## Instructions for the task
Give back the full listing, character for character, with no pictures.

## Given data
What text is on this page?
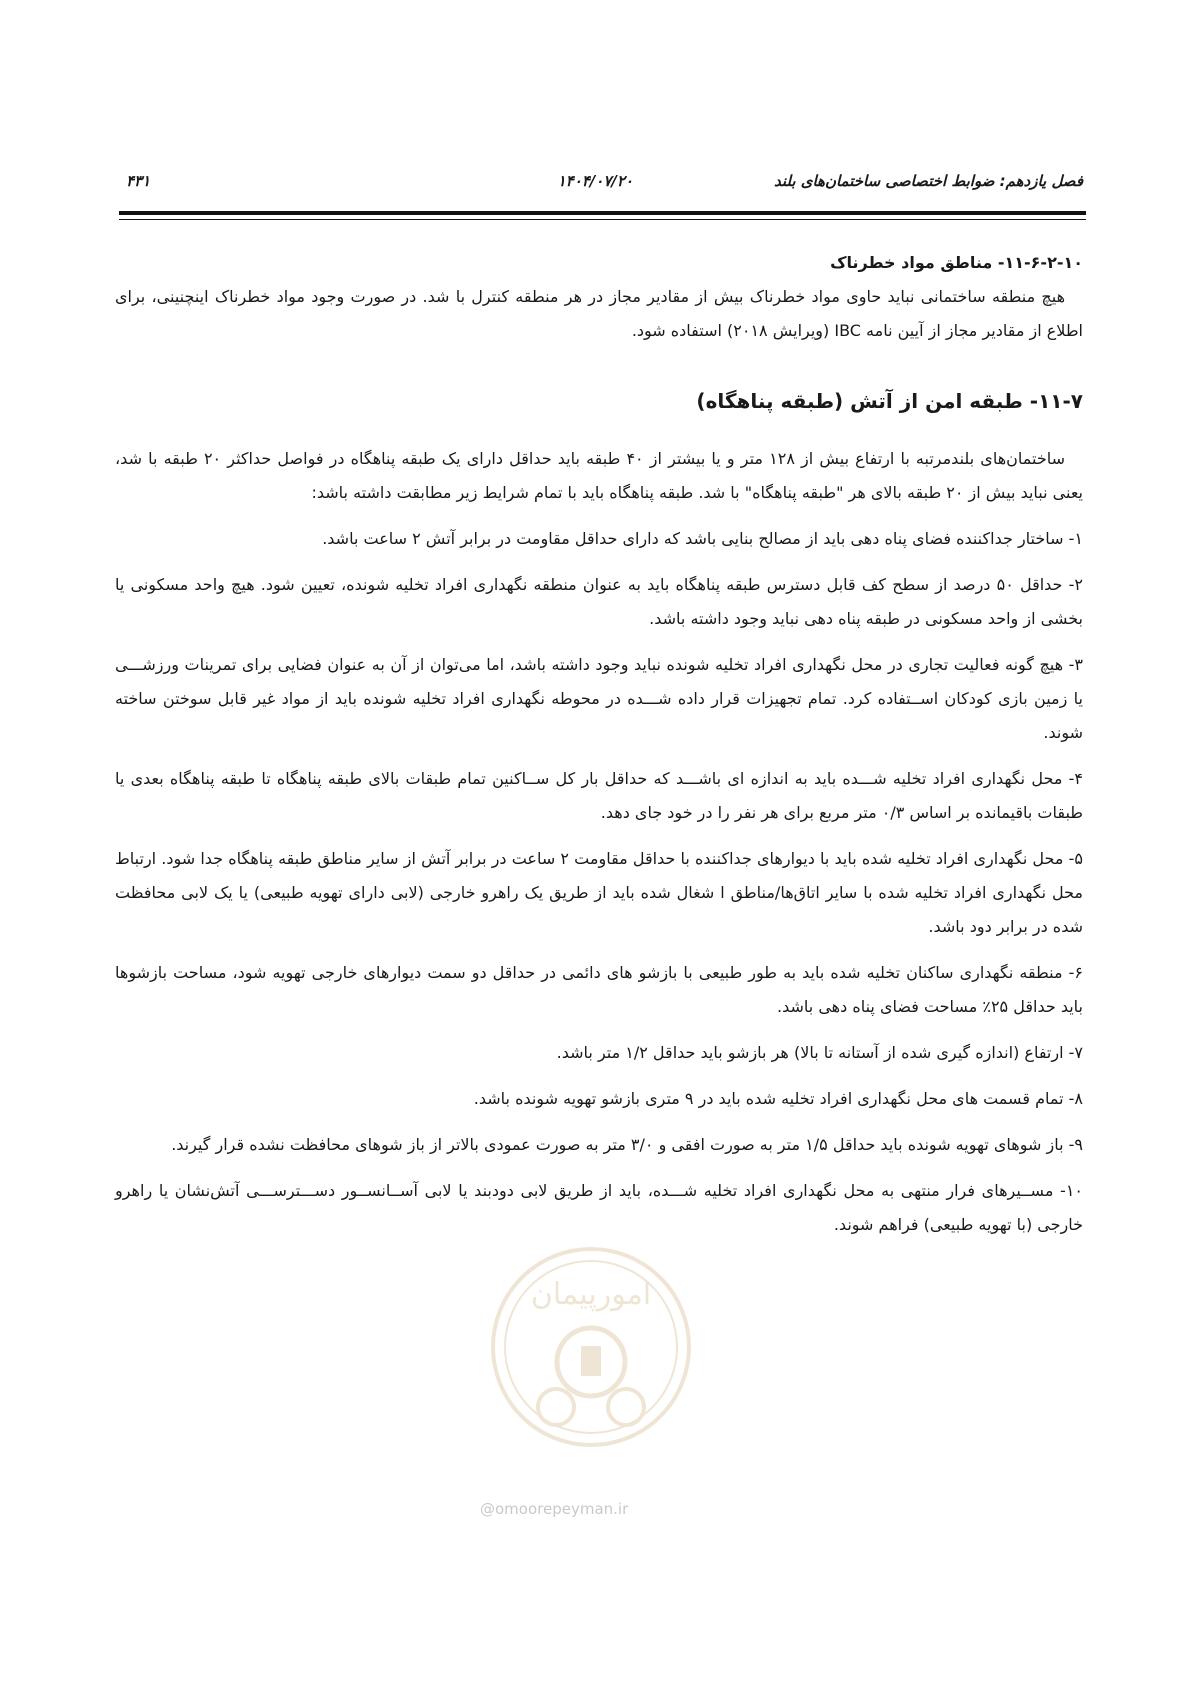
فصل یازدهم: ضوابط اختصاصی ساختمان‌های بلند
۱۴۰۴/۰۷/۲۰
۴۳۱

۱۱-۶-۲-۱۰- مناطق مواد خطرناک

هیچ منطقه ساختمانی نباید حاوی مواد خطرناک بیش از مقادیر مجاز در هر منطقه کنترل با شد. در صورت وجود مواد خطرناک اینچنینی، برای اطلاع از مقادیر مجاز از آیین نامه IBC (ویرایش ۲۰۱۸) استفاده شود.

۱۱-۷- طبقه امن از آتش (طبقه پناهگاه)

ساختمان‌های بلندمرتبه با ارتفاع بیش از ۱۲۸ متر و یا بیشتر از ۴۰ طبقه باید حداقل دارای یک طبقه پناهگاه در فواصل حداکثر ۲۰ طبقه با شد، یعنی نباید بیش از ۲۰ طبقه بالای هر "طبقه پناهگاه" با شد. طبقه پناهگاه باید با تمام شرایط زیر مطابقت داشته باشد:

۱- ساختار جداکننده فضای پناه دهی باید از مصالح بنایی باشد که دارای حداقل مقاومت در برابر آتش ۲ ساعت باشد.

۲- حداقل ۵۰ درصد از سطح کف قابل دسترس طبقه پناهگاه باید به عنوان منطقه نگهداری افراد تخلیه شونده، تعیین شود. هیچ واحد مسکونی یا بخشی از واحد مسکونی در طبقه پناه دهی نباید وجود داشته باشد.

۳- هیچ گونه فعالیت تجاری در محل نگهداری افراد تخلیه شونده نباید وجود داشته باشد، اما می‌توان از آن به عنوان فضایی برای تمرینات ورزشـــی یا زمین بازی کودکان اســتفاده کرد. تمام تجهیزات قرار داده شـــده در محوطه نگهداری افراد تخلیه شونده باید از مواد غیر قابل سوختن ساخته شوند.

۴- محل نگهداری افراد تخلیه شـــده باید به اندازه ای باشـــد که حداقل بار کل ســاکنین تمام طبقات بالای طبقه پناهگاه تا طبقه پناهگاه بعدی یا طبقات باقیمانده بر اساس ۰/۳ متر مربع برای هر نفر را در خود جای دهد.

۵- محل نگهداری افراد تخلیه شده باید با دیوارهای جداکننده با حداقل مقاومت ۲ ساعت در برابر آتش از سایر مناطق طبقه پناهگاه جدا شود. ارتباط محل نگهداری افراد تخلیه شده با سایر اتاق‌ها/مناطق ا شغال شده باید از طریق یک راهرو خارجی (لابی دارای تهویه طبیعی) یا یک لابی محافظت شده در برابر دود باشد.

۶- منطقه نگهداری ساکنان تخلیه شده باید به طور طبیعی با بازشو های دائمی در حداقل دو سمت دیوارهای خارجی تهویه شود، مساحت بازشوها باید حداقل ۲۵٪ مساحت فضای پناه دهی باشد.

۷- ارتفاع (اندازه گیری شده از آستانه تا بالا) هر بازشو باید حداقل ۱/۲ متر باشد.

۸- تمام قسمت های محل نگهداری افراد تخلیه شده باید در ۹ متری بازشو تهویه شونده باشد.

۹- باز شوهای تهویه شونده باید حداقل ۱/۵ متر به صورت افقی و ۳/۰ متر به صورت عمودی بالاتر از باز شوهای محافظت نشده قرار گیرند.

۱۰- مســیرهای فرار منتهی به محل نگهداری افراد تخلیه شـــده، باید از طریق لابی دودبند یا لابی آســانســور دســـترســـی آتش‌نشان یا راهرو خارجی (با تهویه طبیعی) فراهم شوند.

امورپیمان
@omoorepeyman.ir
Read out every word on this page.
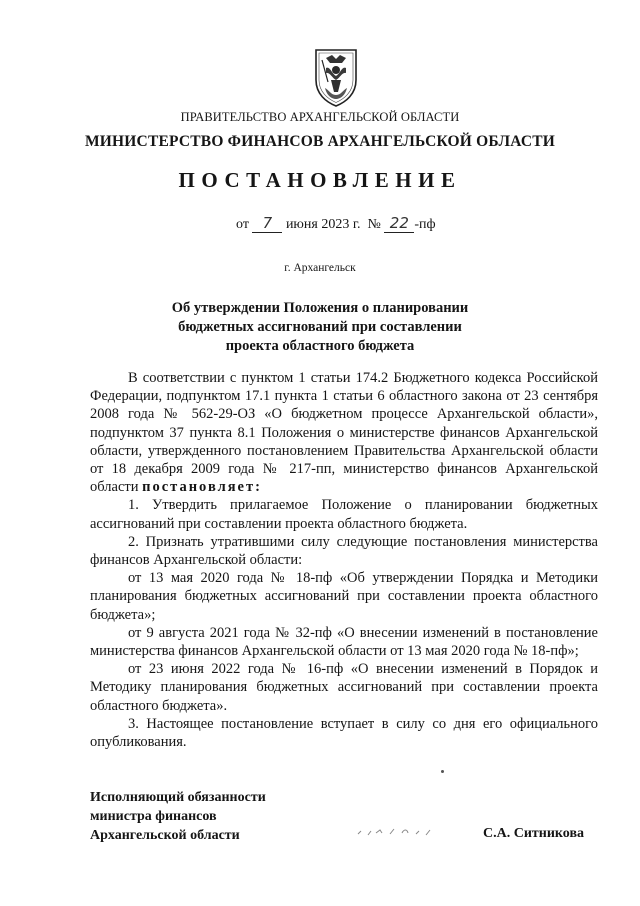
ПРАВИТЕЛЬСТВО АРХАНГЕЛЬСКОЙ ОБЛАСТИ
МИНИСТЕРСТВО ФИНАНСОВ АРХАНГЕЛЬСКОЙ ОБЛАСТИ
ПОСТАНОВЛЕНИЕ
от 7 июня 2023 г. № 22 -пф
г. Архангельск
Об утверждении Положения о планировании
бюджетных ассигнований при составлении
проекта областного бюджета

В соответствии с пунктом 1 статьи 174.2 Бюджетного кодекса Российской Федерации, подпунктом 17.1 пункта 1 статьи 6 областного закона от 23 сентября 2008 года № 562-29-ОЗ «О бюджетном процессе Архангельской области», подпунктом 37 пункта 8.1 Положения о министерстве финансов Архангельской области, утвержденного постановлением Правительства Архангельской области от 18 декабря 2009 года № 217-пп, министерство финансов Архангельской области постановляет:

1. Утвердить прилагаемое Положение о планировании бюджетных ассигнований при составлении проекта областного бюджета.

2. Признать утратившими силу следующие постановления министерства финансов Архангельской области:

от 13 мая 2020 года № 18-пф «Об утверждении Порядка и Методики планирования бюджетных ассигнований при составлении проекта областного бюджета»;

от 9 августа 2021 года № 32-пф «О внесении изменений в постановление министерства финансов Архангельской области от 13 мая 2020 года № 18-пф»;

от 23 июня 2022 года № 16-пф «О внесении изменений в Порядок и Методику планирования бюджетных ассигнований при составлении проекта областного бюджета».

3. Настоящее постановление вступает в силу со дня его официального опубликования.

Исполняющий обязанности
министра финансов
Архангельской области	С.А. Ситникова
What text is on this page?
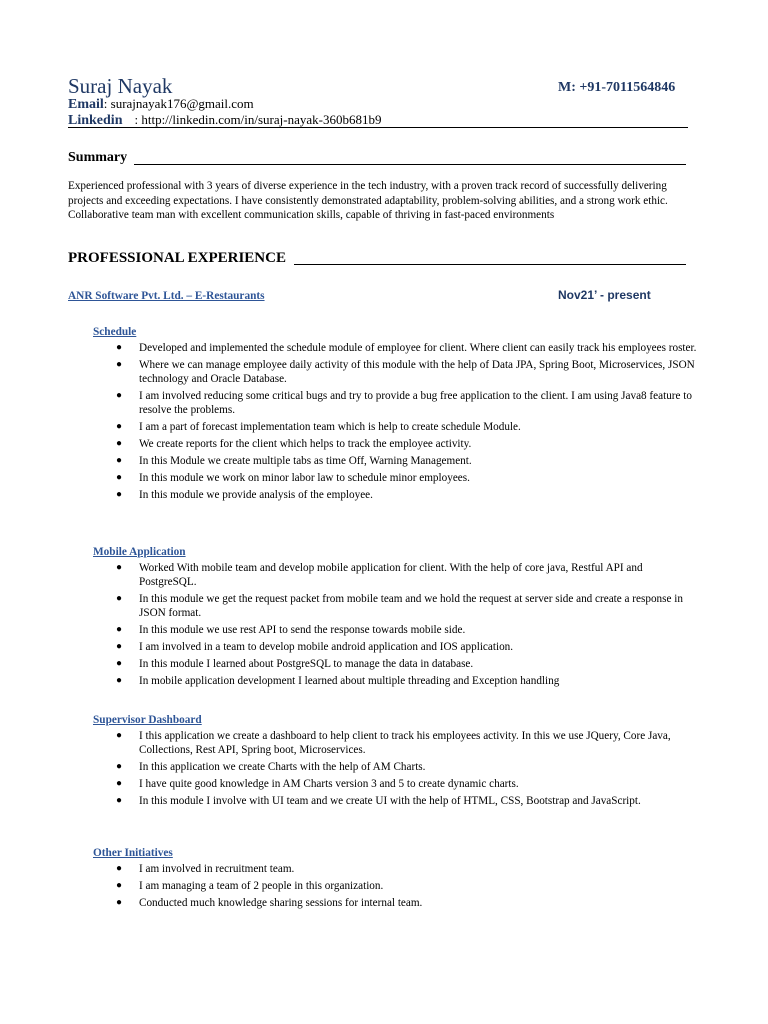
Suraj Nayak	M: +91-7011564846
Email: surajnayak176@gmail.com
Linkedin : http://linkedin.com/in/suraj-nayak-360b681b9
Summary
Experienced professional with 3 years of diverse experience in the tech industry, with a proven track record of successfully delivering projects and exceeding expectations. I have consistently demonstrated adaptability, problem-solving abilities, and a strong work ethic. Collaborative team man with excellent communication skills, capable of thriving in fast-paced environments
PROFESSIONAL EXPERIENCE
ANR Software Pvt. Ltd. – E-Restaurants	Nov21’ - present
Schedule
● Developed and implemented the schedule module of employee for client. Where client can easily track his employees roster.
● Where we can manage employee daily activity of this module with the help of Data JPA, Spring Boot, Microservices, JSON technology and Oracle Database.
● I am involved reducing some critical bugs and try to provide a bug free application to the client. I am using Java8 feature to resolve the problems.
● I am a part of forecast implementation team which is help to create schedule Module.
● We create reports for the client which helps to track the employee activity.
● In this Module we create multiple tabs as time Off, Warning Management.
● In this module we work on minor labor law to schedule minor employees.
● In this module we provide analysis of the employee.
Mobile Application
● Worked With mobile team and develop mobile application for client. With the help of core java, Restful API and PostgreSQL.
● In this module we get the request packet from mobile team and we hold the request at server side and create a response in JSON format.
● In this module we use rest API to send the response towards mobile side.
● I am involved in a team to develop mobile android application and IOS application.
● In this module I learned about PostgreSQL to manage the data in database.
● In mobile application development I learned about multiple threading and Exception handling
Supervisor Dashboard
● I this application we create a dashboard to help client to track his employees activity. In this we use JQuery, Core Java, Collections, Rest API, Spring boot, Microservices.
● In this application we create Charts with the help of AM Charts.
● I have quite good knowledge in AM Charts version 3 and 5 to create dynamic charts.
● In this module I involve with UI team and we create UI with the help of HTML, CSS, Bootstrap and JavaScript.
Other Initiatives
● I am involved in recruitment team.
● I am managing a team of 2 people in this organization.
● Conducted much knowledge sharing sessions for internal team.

## Solution to this problem
What text is on this page?
فصل یازدهم: ضوابط اختصاصی ساختمان‌های بلند
۱۴۰۴/۰۷/۲۰
۴۳۱

۱۱-۶-۲-۱۰- مناطق مواد خطرناک

هیچ منطقه ساختمانی نباید حاوی مواد خطرناک بیش از مقادیر مجاز در هر منطقه کنترل با شد. در صورت وجود مواد خطرناک اینچنینی، برای اطلاع از مقادیر مجاز از آیین نامه IBC (ویرایش ۲۰۱۸) استفاده شود.

۱۱-۷- طبقه امن از آتش (طبقه پناهگاه)

ساختمان‌های بلندمرتبه با ارتفاع بیش از ۱۲۸ متر و یا بیشتر از ۴۰ طبقه باید حداقل دارای یک طبقه پناهگاه در فواصل حداکثر ۲۰ طبقه با شد، یعنی نباید بیش از ۲۰ طبقه بالای هر "طبقه پناهگاه" با شد. طبقه پناهگاه باید با تمام شرایط زیر مطابقت داشته باشد:

۱- ساختار جداکننده فضای پناه دهی باید از مصالح بنایی باشد که دارای حداقل مقاومت در برابر آتش ۲ ساعت باشد.

۲- حداقل ۵۰ درصد از سطح کف قابل دسترس طبقه پناهگاه باید به عنوان منطقه نگهداری افراد تخلیه شونده، تعیین شود. هیچ واحد مسکونی یا بخشی از واحد مسکونی در طبقه پناه دهی نباید وجود داشته باشد.

۳- هیچ گونه فعالیت تجاری در محل نگهداری افراد تخلیه شونده نباید وجود داشته باشد، اما می‌توان از آن به عنوان فضایی برای تمرینات ورزشـــی یا زمین بازی کودکان اســتفاده کرد. تمام تجهیزات قرار داده شـــده در محوطه نگهداری افراد تخلیه شونده باید از مواد غیر قابل سوختن ساخته شوند.

۴- محل نگهداری افراد تخلیه شـــده باید به اندازه ای باشـــد که حداقل بار کل ســاکنین تمام طبقات بالای طبقه پناهگاه تا طبقه پناهگاه بعدی یا طبقات باقیمانده بر اساس ۰/۳ متر مربع برای هر نفر را در خود جای دهد.

۵- محل نگهداری افراد تخلیه شده باید با دیوارهای جداکننده با حداقل مقاومت ۲ ساعت در برابر آتش از سایر مناطق طبقه پناهگاه جدا شود. ارتباط محل نگهداری افراد تخلیه شده با سایر اتاق‌ها/مناطق ا شغال شده باید از طریق یک راهرو خارجی (لابی دارای تهویه طبیعی) یا یک لابی محافظت شده در برابر دود باشد.

۶- منطقه نگهداری ساکنان تخلیه شده باید به طور طبیعی با بازشو های دائمی در حداقل دو سمت دیوارهای خارجی تهویه شود، مساحت بازشوها باید حداقل ۲۵٪ مساحت فضای پناه دهی باشد.

۷- ارتفاع (اندازه گیری شده از آستانه تا بالا) هر بازشو باید حداقل ۱/۲ متر باشد.

۸- تمام قسمت های محل نگهداری افراد تخلیه شده باید در ۹ متری بازشو تهویه شونده باشد.

۹- باز شوهای تهویه شونده باید حداقل ۱/۵ متر به صورت افقی و ۳/۰ متر به صورت عمودی بالاتر از باز شوهای محافظت نشده قرار گیرند.

۱۰- مســیرهای فرار منتهی به محل نگهداری افراد تخلیه شـــده، باید از طریق لابی دودبند یا لابی آســانســور دســـترســـی آتش‌نشان یا راهرو خارجی (با تهویه طبیعی) فراهم شوند.

امورپیمان
@omoorepeyman.ir
Read out every word on this page.
ПРАВИТЕЛЬСТВО АРХАНГЕЛЬСКОЙ ОБЛАСТИ
МИНИСТЕРСТВО ФИНАНСОВ АРХАНГЕЛЬСКОЙ ОБЛАСТИ
ПОСТАНОВЛЕНИЕ
от 7 июня 2023 г. № 22 -пф
г. Архангельск
Об утверждении Положения о планировании
бюджетных ассигнований при составлении
проекта областного бюджета

В соответствии с пунктом 1 статьи 174.2 Бюджетного кодекса Российской Федерации, подпунктом 17.1 пункта 1 статьи 6 областного закона от 23 сентября 2008 года № 562-29-ОЗ «О бюджетном процессе Архангельской области», подпунктом 37 пункта 8.1 Положения о министерстве финансов Архангельской области, утвержденного постановлением Правительства Архангельской области от 18 декабря 2009 года № 217-пп, министерство финансов Архангельской области постановляет:

1. Утвердить прилагаемое Положение о планировании бюджетных ассигнований при составлении проекта областного бюджета.

2. Признать утратившими силу следующие постановления министерства финансов Архангельской области:

от 13 мая 2020 года № 18-пф «Об утверждении Порядка и Методики планирования бюджетных ассигнований при составлении проекта областного бюджета»;

от 9 августа 2021 года № 32-пф «О внесении изменений в постановление министерства финансов Архангельской области от 13 мая 2020 года № 18-пф»;

от 23 июня 2022 года № 16-пф «О внесении изменений в Порядок и Методику планирования бюджетных ассигнований при составлении проекта областного бюджета».

3. Настоящее постановление вступает в силу со дня его официального опубликования.

Исполняющий обязанности
министра финансов
Архангельской области	С.А. Ситникова
What text is on this page?
Suraj Nayak	M: +91-7011564846
Email: surajnayak176@gmail.com
Linkedin : http://linkedin.com/in/suraj-nayak-360b681b9
Summary
Experienced professional with 3 years of diverse experience in the tech industry, with a proven track record of successfully delivering projects and exceeding expectations. I have consistently demonstrated adaptability, problem-solving abilities, and a strong work ethic. Collaborative team man with excellent communication skills, capable of thriving in fast-paced environments
PROFESSIONAL EXPERIENCE
ANR Software Pvt. Ltd. – E-Restaurants	Nov21’ - present
Schedule
● Developed and implemented the schedule module of employee for client. Where client can easily track his employees roster.
● Where we can manage employee daily activity of this module with the help of Data JPA, Spring Boot, Microservices, JSON technology and Oracle Database.
● I am involved reducing some critical bugs and try to provide a bug free application to the client. I am using Java8 feature to resolve the problems.
● I am a part of forecast implementation team which is help to create schedule Module.
● We create reports for the client which helps to track the employee activity.
● In this Module we create multiple tabs as time Off, Warning Management.
● In this module we work on minor labor law to schedule minor employees.
● In this module we provide analysis of the employee.
Mobile Application
● Worked With mobile team and develop mobile application for client. With the help of core java, Restful API and PostgreSQL.
● In this module we get the request packet from mobile team and we hold the request at server side and create a response in JSON format.
● In this module we use rest API to send the response towards mobile side.
● I am involved in a team to develop mobile android application and IOS application.
● In this module I learned about PostgreSQL to manage the data in database.
● In mobile application development I learned about multiple threading and Exception handling
Supervisor Dashboard
● I this application we create a dashboard to help client to track his employees activity. In this we use JQuery, Core Java, Collections, Rest API, Spring boot, Microservices.
● In this application we create Charts with the help of AM Charts.
● I have quite good knowledge in AM Charts version 3 and 5 to create dynamic charts.
● In this module I involve with UI team and we create UI with the help of HTML, CSS, Bootstrap and JavaScript.
Other Initiatives
● I am involved in recruitment team.
● I am managing a team of 2 people in this organization.
● Conducted much knowledge sharing sessions for internal team.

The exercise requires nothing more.